PROBLEM DESCRIPTION –
Repeat the data word for word. Do not include the pictures.

--- GIVEN INFORMATION ---

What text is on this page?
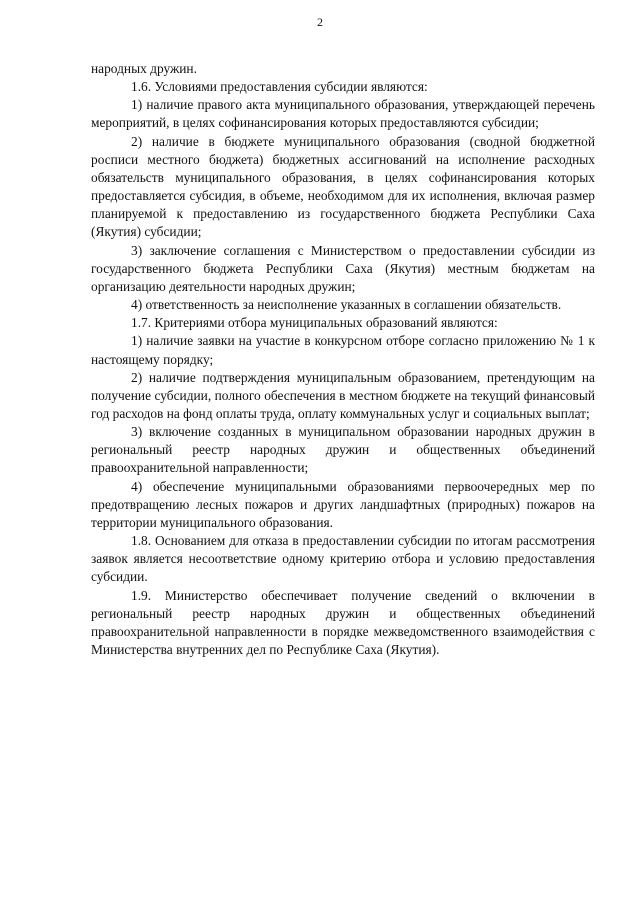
2

народных дружин.

1.6. Условиями предоставления субсидии являются:

1) наличие правого акта муниципального образования, утверждающей перечень мероприятий, в целях софинансирования которых предоставляются субсидии;

2) наличие в бюджете муниципального образования (сводной бюджетной росписи местного бюджета) бюджетных ассигнований на исполнение расходных обязательств муниципального образования, в целях софинансирования которых предоставляется субсидия, в объеме, необходимом для их исполнения, включая размер планируемой к предоставлению из государственного бюджета Республики Саха (Якутия) субсидии;

3) заключение соглашения с Министерством о предоставлении субсидии из государственного бюджета Республики Саха (Якутия) местным бюджетам на организацию деятельности народных дружин;

4) ответственность за неисполнение указанных в соглашении обязательств.

1.7. Критериями отбора муниципальных образований являются:

1) наличие заявки на участие в конкурсном отборе согласно приложению № 1 к настоящему порядку;

2) наличие подтверждения муниципальным образованием, претендующим на получение субсидии, полного обеспечения в местном бюджете на текущий финансовый год расходов на фонд оплаты труда, оплату коммунальных услуг и социальных выплат;

3) включение созданных в муниципальном образовании народных дружин в региональный реестр народных дружин и общественных объединений правоохранительной направленности;

4) обеспечение муниципальными образованиями первоочередных мер по предотвращению лесных пожаров и других ландшафтных (природных) пожаров на территории муниципального образования.

1.8. Основанием для отказа в предоставлении субсидии по итогам рассмотрения заявок является несоответствие одному критерию отбора и условию предоставления субсидии.

1.9. Министерство обеспечивает получение сведений о включении в региональный реестр народных дружин и общественных объединений правоохранительной направленности в порядке межведомственного взаимодействия с Министерства внутренних дел по Республике Саха (Якутия).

---

IN RESPONSE –
What text is on this page?
2

народных дружин.

1.6. Условиями предоставления субсидии являются:

1) наличие правого акта муниципального образования, утверждающей перечень мероприятий, в целях софинансирования которых предоставляются субсидии;

2) наличие в бюджете муниципального образования (сводной бюджетной росписи местного бюджета) бюджетных ассигнований на исполнение расходных обязательств муниципального образования, в целях софинансирования которых предоставляется субсидия, в объеме, необходимом для их исполнения, включая размер планируемой к предоставлению из государственного бюджета Республики Саха (Якутия) субсидии;

3) заключение соглашения с Министерством о предоставлении субсидии из государственного бюджета Республики Саха (Якутия) местным бюджетам на организацию деятельности народных дружин;

4) ответственность за неисполнение указанных в соглашении обязательств.

1.7. Критериями отбора муниципальных образований являются:

1) наличие заявки на участие в конкурсном отборе согласно приложению № 1 к настоящему порядку;

2) наличие подтверждения муниципальным образованием, претендующим на получение субсидии, полного обеспечения в местном бюджете на текущий финансовый год расходов на фонд оплаты труда, оплату коммунальных услуг и социальных выплат;

3) включение созданных в муниципальном образовании народных дружин в региональный реестр народных дружин и общественных объединений правоохранительной направленности;

4) обеспечение муниципальными образованиями первоочередных мер по предотвращению лесных пожаров и других ландшафтных (природных) пожаров на территории муниципального образования.

1.8. Основанием для отказа в предоставлении субсидии по итогам рассмотрения заявок является несоответствие одному критерию отбора и условию предоставления субсидии.

1.9. Министерство обеспечивает получение сведений о включении в региональный реестр народных дружин и общественных объединений правоохранительной направленности в порядке межведомственного взаимодействия с Министерства внутренних дел по Республике Саха (Якутия).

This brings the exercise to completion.